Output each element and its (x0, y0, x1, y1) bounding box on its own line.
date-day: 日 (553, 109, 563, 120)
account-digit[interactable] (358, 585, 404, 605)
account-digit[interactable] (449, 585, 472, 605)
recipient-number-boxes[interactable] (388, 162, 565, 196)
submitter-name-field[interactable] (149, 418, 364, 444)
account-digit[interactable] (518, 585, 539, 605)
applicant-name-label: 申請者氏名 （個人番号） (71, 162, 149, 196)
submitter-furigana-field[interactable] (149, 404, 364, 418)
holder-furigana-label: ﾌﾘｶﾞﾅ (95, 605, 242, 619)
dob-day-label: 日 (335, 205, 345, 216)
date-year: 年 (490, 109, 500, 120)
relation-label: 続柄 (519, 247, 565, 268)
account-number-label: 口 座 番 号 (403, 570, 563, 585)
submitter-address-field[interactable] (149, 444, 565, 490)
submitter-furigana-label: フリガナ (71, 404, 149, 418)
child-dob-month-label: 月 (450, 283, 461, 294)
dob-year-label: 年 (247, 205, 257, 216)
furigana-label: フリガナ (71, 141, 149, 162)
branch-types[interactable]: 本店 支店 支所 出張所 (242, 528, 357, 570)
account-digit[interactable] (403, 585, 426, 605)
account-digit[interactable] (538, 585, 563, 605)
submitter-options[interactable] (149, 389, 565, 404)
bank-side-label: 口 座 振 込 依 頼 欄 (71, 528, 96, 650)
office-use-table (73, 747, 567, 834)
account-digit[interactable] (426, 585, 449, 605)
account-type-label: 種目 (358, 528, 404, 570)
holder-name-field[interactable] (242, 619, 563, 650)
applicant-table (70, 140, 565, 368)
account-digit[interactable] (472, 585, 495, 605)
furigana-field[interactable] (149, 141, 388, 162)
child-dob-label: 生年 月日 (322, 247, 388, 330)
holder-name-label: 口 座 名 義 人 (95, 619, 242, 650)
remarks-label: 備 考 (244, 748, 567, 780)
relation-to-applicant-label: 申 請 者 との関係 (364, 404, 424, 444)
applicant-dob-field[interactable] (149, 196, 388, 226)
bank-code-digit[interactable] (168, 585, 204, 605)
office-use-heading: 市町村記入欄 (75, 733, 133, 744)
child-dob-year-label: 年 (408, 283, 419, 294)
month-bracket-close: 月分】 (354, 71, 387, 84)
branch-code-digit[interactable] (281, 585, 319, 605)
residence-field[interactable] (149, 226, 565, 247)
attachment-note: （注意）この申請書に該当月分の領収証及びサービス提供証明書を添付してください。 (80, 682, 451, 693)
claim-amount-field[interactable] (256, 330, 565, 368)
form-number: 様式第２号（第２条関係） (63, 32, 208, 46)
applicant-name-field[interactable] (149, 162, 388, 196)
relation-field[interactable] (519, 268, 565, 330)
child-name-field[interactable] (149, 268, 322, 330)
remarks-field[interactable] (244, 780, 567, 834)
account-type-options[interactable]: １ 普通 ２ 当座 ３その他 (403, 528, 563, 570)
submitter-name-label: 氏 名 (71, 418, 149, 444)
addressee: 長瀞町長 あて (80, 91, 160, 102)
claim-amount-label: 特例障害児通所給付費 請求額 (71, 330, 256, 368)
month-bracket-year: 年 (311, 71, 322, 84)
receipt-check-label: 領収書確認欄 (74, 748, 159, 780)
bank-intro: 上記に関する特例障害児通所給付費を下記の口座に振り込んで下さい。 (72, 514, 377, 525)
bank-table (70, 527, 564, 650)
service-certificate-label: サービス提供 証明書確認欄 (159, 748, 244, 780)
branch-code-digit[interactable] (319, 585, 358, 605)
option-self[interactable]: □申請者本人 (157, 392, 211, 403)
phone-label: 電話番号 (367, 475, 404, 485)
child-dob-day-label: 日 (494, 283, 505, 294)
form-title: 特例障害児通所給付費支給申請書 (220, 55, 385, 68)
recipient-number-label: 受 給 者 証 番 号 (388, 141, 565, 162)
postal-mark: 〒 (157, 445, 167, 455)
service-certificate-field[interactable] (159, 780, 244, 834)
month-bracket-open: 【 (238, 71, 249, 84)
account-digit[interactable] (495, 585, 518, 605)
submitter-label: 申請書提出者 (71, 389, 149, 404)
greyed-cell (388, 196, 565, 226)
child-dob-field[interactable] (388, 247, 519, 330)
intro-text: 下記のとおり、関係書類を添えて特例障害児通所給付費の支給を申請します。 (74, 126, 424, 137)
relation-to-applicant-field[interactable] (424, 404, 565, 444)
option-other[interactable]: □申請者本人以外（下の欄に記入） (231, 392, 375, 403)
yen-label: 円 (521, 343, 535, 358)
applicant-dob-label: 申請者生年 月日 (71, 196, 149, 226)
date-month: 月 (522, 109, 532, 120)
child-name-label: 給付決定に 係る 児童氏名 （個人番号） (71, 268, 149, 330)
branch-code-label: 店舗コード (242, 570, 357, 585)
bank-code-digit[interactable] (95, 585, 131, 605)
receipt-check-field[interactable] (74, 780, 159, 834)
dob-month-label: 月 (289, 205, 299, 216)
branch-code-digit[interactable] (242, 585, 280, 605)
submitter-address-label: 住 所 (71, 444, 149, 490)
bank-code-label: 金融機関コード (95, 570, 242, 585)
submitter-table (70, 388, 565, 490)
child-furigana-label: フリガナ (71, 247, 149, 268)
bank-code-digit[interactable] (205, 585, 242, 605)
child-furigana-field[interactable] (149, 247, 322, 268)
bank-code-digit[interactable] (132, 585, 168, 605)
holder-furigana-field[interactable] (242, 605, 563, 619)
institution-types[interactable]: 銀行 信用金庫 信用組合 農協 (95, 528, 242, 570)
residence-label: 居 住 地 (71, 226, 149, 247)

- - - - - - -

#### [Problem to work on]
Please reproduce all of the entries above line for line, without any change.

#### [Output below]
Output each element and its (x0, y0, x1, y1) bounding box on its own line.
date-day: 日 (553, 109, 563, 120)
account-digit[interactable] (358, 585, 404, 605)
account-digit[interactable] (449, 585, 472, 605)
recipient-number-boxes[interactable] (388, 162, 565, 196)
submitter-name-field[interactable] (149, 418, 364, 444)
account-digit[interactable] (518, 585, 539, 605)
applicant-name-label: 申請者氏名 （個人番号） (71, 162, 149, 196)
submitter-furigana-field[interactable] (149, 404, 364, 418)
holder-furigana-label: ﾌﾘｶﾞﾅ (95, 605, 242, 619)
dob-day-label: 日 (335, 205, 345, 216)
date-year: 年 (490, 109, 500, 120)
relation-label: 続柄 (519, 247, 565, 268)
account-number-label: 口 座 番 号 (403, 570, 563, 585)
submitter-address-field[interactable] (149, 444, 565, 490)
submitter-furigana-label: フリガナ (71, 404, 149, 418)
child-dob-month-label: 月 (450, 283, 461, 294)
dob-year-label: 年 (247, 205, 257, 216)
furigana-label: フリガナ (71, 141, 149, 162)
branch-types[interactable]: 本店 支店 支所 出張所 (242, 528, 357, 570)
account-digit[interactable] (403, 585, 426, 605)
account-digit[interactable] (538, 585, 563, 605)
submitter-options[interactable] (149, 389, 565, 404)
bank-side-label: 口 座 振 込 依 頼 欄 (71, 528, 96, 650)
office-use-table (73, 747, 567, 834)
account-digit[interactable] (426, 585, 449, 605)
account-type-label: 種目 (358, 528, 404, 570)
holder-name-field[interactable] (242, 619, 563, 650)
applicant-table (70, 140, 565, 368)
account-digit[interactable] (472, 585, 495, 605)
furigana-field[interactable] (149, 141, 388, 162)
child-dob-label: 生年 月日 (322, 247, 388, 330)
holder-name-label: 口 座 名 義 人 (95, 619, 242, 650)
remarks-label: 備 考 (244, 748, 567, 780)
relation-to-applicant-label: 申 請 者 との関係 (364, 404, 424, 444)
applicant-dob-field[interactable] (149, 196, 388, 226)
bank-code-digit[interactable] (168, 585, 204, 605)
office-use-heading: 市町村記入欄 (75, 733, 133, 744)
child-dob-year-label: 年 (408, 283, 419, 294)
month-bracket-close: 月分】 (354, 71, 387, 84)
branch-code-digit[interactable] (281, 585, 319, 605)
residence-field[interactable] (149, 226, 565, 247)
attachment-note: （注意）この申請書に該当月分の領収証及びサービス提供証明書を添付してください。 (80, 682, 451, 693)
claim-amount-field[interactable] (256, 330, 565, 368)
form-number: 様式第２号（第２条関係） (63, 32, 208, 46)
applicant-name-field[interactable] (149, 162, 388, 196)
relation-field[interactable] (519, 268, 565, 330)
child-name-field[interactable] (149, 268, 322, 330)
remarks-field[interactable] (244, 780, 567, 834)
account-type-options[interactable]: １ 普通 ２ 当座 ３その他 (403, 528, 563, 570)
submitter-name-label: 氏 名 (71, 418, 149, 444)
addressee: 長瀞町長 あて (80, 91, 160, 102)
claim-amount-label: 特例障害児通所給付費 請求額 (71, 330, 256, 368)
month-bracket-year: 年 (311, 71, 322, 84)
receipt-check-label: 領収書確認欄 (74, 748, 159, 780)
bank-intro: 上記に関する特例障害児通所給付費を下記の口座に振り込んで下さい。 (72, 514, 377, 525)
bank-table (70, 527, 564, 650)
service-certificate-label: サービス提供 証明書確認欄 (159, 748, 244, 780)
branch-code-digit[interactable] (319, 585, 358, 605)
option-self[interactable]: □申請者本人 (157, 392, 211, 403)
phone-label: 電話番号 (367, 475, 404, 485)
child-dob-day-label: 日 (494, 283, 505, 294)
form-title: 特例障害児通所給付費支給申請書 (220, 55, 385, 68)
recipient-number-label: 受 給 者 証 番 号 (388, 141, 565, 162)
postal-mark: 〒 (157, 445, 167, 455)
service-certificate-field[interactable] (159, 780, 244, 834)
month-bracket-open: 【 (238, 71, 249, 84)
account-digit[interactable] (495, 585, 518, 605)
submitter-label: 申請書提出者 (71, 389, 149, 404)
greyed-cell (388, 196, 565, 226)
child-dob-field[interactable] (388, 247, 519, 330)
intro-text: 下記のとおり、関係書類を添えて特例障害児通所給付費の支給を申請します。 (74, 126, 424, 137)
relation-to-applicant-field[interactable] (424, 404, 565, 444)
option-other[interactable]: □申請者本人以外（下の欄に記入） (231, 392, 375, 403)
yen-label: 円 (521, 343, 535, 358)
applicant-dob-label: 申請者生年 月日 (71, 196, 149, 226)
date-month: 月 (522, 109, 532, 120)
child-name-label: 給付決定に 係る 児童氏名 （個人番号） (71, 268, 149, 330)
branch-code-label: 店舗コード (242, 570, 357, 585)
bank-code-digit[interactable] (95, 585, 131, 605)
receipt-check-field[interactable] (74, 780, 159, 834)
dob-month-label: 月 (289, 205, 299, 216)
branch-code-digit[interactable] (242, 585, 280, 605)
submitter-address-label: 住 所 (71, 444, 149, 490)
bank-code-label: 金融機関コード (95, 570, 242, 585)
submitter-table (70, 388, 565, 490)
child-furigana-label: フリガナ (71, 247, 149, 268)
bank-code-digit[interactable] (205, 585, 242, 605)
child-furigana-field[interactable] (149, 247, 322, 268)
bank-code-digit[interactable] (132, 585, 168, 605)
holder-furigana-field[interactable] (242, 605, 563, 619)
institution-types[interactable]: 銀行 信用金庫 信用組合 農協 (95, 528, 242, 570)
residence-label: 居 住 地 (71, 226, 149, 247)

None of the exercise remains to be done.